Locate the line that contains "What text is on this page?" in the entries below. Retype it and all following lines through the final one, character for character.

----

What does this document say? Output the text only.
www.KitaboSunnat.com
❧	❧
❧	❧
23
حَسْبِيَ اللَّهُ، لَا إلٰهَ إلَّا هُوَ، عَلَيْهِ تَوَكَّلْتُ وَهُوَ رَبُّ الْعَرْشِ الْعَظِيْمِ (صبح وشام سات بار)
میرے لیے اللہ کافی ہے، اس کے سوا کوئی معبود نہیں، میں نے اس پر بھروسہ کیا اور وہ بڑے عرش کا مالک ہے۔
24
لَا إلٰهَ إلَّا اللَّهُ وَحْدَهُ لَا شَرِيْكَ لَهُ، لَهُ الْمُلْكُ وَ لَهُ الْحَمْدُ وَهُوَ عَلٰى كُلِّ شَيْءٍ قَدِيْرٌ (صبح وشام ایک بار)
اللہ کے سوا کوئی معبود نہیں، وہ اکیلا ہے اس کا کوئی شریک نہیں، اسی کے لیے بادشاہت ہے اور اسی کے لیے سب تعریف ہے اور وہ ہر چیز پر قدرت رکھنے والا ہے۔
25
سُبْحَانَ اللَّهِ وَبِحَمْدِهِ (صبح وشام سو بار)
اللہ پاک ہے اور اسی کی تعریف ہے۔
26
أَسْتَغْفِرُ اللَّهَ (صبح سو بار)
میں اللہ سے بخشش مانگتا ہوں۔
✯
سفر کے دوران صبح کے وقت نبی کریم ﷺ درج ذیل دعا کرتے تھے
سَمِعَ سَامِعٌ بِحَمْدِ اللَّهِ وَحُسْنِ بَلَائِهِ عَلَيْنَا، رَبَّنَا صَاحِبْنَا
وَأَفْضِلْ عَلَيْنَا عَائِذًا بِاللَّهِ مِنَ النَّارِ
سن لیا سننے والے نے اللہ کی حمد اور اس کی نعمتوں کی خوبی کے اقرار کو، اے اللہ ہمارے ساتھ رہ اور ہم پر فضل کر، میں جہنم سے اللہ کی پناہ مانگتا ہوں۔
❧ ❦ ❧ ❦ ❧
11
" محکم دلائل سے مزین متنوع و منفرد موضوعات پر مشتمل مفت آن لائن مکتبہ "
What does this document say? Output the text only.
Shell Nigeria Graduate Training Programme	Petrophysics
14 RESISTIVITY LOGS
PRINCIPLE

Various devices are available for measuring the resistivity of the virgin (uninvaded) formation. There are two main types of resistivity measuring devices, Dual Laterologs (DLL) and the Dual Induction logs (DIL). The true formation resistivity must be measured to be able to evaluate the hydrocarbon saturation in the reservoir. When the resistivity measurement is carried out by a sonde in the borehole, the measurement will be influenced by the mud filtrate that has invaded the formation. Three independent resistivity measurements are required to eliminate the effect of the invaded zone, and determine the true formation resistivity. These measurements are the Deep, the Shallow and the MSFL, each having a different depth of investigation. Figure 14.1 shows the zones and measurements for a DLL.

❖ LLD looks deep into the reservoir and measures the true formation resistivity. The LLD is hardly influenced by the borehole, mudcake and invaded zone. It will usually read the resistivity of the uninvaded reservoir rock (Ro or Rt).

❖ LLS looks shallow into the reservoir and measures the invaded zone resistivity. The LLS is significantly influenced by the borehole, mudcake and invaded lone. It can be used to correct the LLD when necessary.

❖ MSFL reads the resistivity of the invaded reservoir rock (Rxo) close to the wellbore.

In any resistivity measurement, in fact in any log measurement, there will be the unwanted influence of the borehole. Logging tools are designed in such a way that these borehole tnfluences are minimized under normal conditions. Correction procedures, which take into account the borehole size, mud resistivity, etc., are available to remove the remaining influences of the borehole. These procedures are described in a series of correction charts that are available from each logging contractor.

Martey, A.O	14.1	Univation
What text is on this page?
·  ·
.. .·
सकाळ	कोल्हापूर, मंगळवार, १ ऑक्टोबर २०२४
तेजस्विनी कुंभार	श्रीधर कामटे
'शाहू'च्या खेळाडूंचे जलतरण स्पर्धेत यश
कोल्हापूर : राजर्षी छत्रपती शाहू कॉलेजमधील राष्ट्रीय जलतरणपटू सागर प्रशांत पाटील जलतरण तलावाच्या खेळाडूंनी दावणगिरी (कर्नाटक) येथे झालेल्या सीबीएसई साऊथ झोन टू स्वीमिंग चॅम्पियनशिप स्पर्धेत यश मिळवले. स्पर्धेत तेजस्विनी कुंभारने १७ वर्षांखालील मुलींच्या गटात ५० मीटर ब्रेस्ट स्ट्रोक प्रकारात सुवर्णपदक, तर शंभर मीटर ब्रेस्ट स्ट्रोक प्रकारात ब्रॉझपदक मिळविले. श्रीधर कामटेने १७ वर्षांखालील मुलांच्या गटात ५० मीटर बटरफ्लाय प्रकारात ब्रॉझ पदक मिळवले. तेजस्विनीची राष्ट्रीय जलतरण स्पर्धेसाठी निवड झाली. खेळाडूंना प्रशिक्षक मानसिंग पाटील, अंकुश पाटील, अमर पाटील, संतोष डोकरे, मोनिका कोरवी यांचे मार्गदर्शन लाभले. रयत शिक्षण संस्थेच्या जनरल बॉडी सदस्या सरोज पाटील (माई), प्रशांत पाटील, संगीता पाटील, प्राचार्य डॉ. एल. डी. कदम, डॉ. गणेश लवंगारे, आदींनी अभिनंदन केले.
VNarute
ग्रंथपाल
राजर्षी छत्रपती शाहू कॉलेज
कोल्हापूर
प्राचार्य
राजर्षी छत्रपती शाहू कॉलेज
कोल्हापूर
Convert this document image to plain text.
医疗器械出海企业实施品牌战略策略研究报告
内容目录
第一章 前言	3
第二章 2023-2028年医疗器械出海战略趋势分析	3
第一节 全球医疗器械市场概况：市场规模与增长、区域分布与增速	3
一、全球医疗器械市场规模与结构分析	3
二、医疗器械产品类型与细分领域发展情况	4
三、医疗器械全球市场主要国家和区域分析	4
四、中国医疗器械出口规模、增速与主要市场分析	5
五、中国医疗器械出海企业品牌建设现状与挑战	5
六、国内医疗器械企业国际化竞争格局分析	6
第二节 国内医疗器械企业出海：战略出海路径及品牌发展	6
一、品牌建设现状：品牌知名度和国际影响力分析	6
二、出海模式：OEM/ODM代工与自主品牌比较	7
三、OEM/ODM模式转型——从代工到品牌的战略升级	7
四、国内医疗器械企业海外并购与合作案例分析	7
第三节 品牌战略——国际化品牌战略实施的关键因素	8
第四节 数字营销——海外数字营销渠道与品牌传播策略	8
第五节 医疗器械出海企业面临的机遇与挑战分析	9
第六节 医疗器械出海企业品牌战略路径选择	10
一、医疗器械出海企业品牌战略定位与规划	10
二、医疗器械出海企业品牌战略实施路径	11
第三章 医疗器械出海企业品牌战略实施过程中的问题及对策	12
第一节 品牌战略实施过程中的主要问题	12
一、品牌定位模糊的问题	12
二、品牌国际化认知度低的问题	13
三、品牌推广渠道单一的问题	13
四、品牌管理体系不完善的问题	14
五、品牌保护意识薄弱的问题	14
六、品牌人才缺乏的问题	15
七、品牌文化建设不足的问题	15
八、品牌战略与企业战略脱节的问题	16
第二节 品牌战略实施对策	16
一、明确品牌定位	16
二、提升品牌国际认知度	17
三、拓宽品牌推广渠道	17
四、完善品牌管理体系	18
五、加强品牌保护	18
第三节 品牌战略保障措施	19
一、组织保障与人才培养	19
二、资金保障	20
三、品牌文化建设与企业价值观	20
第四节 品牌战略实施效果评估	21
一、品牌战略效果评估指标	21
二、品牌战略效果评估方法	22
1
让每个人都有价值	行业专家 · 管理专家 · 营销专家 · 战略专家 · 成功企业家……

----

Task result
What text is on this page?
·  ·
.. .·
सकाळ	कोल्हापूर, मंगळवार, १ ऑक्टोबर २०२४
तेजस्विनी कुंभार	श्रीधर कामटे
'शाहू'च्या खेळाडूंचे जलतरण स्पर्धेत यश
कोल्हापूर : राजर्षी छत्रपती शाहू कॉलेजमधील राष्ट्रीय जलतरणपटू सागर प्रशांत पाटील जलतरण तलावाच्या खेळाडूंनी दावणगिरी (कर्नाटक) येथे झालेल्या सीबीएसई साऊथ झोन टू स्वीमिंग चॅम्पियनशिप स्पर्धेत यश मिळवले. स्पर्धेत तेजस्विनी कुंभारने १७ वर्षांखालील मुलींच्या गटात ५० मीटर ब्रेस्ट स्ट्रोक प्रकारात सुवर्णपदक, तर शंभर मीटर ब्रेस्ट स्ट्रोक प्रकारात ब्रॉझपदक मिळविले. श्रीधर कामटेने १७ वर्षांखालील मुलांच्या गटात ५० मीटर बटरफ्लाय प्रकारात ब्रॉझ पदक मिळवले. तेजस्विनीची राष्ट्रीय जलतरण स्पर्धेसाठी निवड झाली. खेळाडूंना प्रशिक्षक मानसिंग पाटील, अंकुश पाटील, अमर पाटील, संतोष डोकरे, मोनिका कोरवी यांचे मार्गदर्शन लाभले. रयत शिक्षण संस्थेच्या जनरल बॉडी सदस्या सरोज पाटील (माई), प्रशांत पाटील, संगीता पाटील, प्राचार्य डॉ. एल. डी. कदम, डॉ. गणेश लवंगारे, आदींनी अभिनंदन केले.
VNarute
ग्रंथपाल
राजर्षी छत्रपती शाहू कॉलेज
कोल्हापूर
प्राचार्य
राजर्षी छत्रपती शाहू कॉलेज
कोल्हापूर
Convert this document image to plain text.
医疗器械出海企业实施品牌战略策略研究报告
内容目录
第一章 前言	3
第二章 2023-2028年医疗器械出海战略趋势分析	3
第一节 全球医疗器械市场概况：市场规模与增长、区域分布与增速	3
一、全球医疗器械市场规模与结构分析	3
二、医疗器械产品类型与细分领域发展情况	4
三、医疗器械全球市场主要国家和区域分析	4
四、中国医疗器械出口规模、增速与主要市场分析	5
五、中国医疗器械出海企业品牌建设现状与挑战	5
六、国内医疗器械企业国际化竞争格局分析	6
第二节 国内医疗器械企业出海：战略出海路径及品牌发展	6
一、品牌建设现状：品牌知名度和国际影响力分析	6
二、出海模式：OEM/ODM代工与自主品牌比较	7
三、OEM/ODM模式转型——从代工到品牌的战略升级	7
四、国内医疗器械企业海外并购与合作案例分析	7
第三节 品牌战略——国际化品牌战略实施的关键因素	8
第四节 数字营销——海外数字营销渠道与品牌传播策略	8
第五节 医疗器械出海企业面临的机遇与挑战分析	9
第六节 医疗器械出海企业品牌战略路径选择	10
一、医疗器械出海企业品牌战略定位与规划	10
二、医疗器械出海企业品牌战略实施路径	11
第三章 医疗器械出海企业品牌战略实施过程中的问题及对策	12
第一节 品牌战略实施过程中的主要问题	12
一、品牌定位模糊的问题	12
二、品牌国际化认知度低的问题	13
三、品牌推广渠道单一的问题	13
四、品牌管理体系不完善的问题	14
五、品牌保护意识薄弱的问题	14
六、品牌人才缺乏的问题	15
七、品牌文化建设不足的问题	15
八、品牌战略与企业战略脱节的问题	16
第二节 品牌战略实施对策	16
一、明确品牌定位	16
二、提升品牌国际认知度	17
三、拓宽品牌推广渠道	17
四、完善品牌管理体系	18
五、加强品牌保护	18
第三节 品牌战略保障措施	19
一、组织保障与人才培养	19
二、资金保障	20
三、品牌文化建设与企业价值观	20
第四节 品牌战略实施效果评估	21
一、品牌战略效果评估指标	21
二、品牌战略效果评估方法	22
1
让每个人都有价值	行业专家 · 管理专家 · 营销专家 · 战略专家 · 成功企业家……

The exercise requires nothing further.